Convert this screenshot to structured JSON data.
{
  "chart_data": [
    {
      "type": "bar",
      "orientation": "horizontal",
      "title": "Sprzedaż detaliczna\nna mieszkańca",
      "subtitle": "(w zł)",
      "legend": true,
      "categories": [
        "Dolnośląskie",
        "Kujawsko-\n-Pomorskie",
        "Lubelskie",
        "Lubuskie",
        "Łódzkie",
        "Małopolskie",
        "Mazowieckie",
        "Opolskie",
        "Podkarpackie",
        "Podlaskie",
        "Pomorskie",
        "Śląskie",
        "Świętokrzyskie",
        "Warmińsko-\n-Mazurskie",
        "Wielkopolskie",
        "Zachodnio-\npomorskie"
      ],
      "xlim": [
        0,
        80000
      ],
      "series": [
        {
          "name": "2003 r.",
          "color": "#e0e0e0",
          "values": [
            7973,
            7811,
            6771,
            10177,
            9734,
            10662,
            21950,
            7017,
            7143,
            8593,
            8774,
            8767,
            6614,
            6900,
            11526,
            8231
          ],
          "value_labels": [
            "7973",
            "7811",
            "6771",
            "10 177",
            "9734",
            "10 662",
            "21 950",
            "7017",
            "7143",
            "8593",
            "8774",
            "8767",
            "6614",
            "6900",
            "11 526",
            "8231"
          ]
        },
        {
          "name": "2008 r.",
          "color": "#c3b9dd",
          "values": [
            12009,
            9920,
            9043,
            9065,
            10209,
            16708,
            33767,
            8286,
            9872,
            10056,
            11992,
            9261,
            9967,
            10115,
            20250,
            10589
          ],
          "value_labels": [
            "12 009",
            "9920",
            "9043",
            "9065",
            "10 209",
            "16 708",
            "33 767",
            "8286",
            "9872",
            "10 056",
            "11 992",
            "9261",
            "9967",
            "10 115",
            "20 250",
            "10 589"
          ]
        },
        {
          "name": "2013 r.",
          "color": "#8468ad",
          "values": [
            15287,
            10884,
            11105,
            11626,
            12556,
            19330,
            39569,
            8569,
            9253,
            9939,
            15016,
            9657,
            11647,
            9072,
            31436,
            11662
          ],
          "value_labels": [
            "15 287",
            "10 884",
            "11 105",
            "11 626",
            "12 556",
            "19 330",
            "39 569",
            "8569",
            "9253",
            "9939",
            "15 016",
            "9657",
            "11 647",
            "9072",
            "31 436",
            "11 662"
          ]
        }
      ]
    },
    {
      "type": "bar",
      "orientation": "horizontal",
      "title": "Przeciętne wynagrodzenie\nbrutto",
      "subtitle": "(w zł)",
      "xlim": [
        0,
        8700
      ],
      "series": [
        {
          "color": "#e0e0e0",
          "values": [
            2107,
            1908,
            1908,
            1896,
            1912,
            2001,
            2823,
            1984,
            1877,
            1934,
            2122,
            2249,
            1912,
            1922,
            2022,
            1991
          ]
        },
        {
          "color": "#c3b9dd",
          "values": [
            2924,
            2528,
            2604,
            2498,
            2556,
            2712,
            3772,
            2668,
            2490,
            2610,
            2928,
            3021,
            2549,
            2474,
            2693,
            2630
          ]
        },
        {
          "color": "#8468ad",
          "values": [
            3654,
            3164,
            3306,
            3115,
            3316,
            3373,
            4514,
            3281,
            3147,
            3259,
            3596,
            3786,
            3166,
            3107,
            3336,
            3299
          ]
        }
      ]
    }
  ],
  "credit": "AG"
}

───

▶ _What to work on_: Please quote the data above in full, with no line missing.

▶ _Task solution_:
Convert this screenshot to structured JSON data.
{
  "chart_data": [
    {
      "type": "bar",
      "orientation": "horizontal",
      "title": "Sprzedaż detaliczna\nna mieszkańca",
      "subtitle": "(w zł)",
      "legend": true,
      "categories": [
        "Dolnośląskie",
        "Kujawsko-\n-Pomorskie",
        "Lubelskie",
        "Lubuskie",
        "Łódzkie",
        "Małopolskie",
        "Mazowieckie",
        "Opolskie",
        "Podkarpackie",
        "Podlaskie",
        "Pomorskie",
        "Śląskie",
        "Świętokrzyskie",
        "Warmińsko-\n-Mazurskie",
        "Wielkopolskie",
        "Zachodnio-\npomorskie"
      ],
      "xlim": [
        0,
        80000
      ],
      "series": [
        {
          "name": "2003 r.",
          "color": "#e0e0e0",
          "values": [
            7973,
            7811,
            6771,
            10177,
            9734,
            10662,
            21950,
            7017,
            7143,
            8593,
            8774,
            8767,
            6614,
            6900,
            11526,
            8231
          ],
          "value_labels": [
            "7973",
            "7811",
            "6771",
            "10 177",
            "9734",
            "10 662",
            "21 950",
            "7017",
            "7143",
            "8593",
            "8774",
            "8767",
            "6614",
            "6900",
            "11 526",
            "8231"
          ]
        },
        {
          "name": "2008 r.",
          "color": "#c3b9dd",
          "values": [
            12009,
            9920,
            9043,
            9065,
            10209,
            16708,
            33767,
            8286,
            9872,
            10056,
            11992,
            9261,
            9967,
            10115,
            20250,
            10589
          ],
          "value_labels": [
            "12 009",
            "9920",
            "9043",
            "9065",
            "10 209",
            "16 708",
            "33 767",
            "8286",
            "9872",
            "10 056",
            "11 992",
            "9261",
            "9967",
            "10 115",
            "20 250",
            "10 589"
          ]
        },
        {
          "name": "2013 r.",
          "color": "#8468ad",
          "values": [
            15287,
            10884,
            11105,
            11626,
            12556,
            19330,
            39569,
            8569,
            9253,
            9939,
            15016,
            9657,
            11647,
            9072,
            31436,
            11662
          ],
          "value_labels": [
            "15 287",
            "10 884",
            "11 105",
            "11 626",
            "12 556",
            "19 330",
            "39 569",
            "8569",
            "9253",
            "9939",
            "15 016",
            "9657",
            "11 647",
            "9072",
            "31 436",
            "11 662"
          ]
        }
      ]
    },
    {
      "type": "bar",
      "orientation": "horizontal",
      "title": "Przeciętne wynagrodzenie\nbrutto",
      "subtitle": "(w zł)",
      "xlim": [
        0,
        8700
      ],
      "series": [
        {
          "color": "#e0e0e0",
          "values": [
            2107,
            1908,
            1908,
            1896,
            1912,
            2001,
            2823,
            1984,
            1877,
            1934,
            2122,
            2249,
            1912,
            1922,
            2022,
            1991
          ]
        },
        {
          "color": "#c3b9dd",
          "values": [
            2924,
            2528,
            2604,
            2498,
            2556,
            2712,
            3772,
            2668,
            2490,
            2610,
            2928,
            3021,
            2549,
            2474,
            2693,
            2630
          ]
        },
        {
          "color": "#8468ad",
          "values": [
            3654,
            3164,
            3306,
            3115,
            3316,
            3373,
            4514,
            3281,
            3147,
            3259,
            3596,
            3786,
            3166,
            3107,
            3336,
            3299
          ]
        }
      ]
    }
  ],
  "credit": "AG"
}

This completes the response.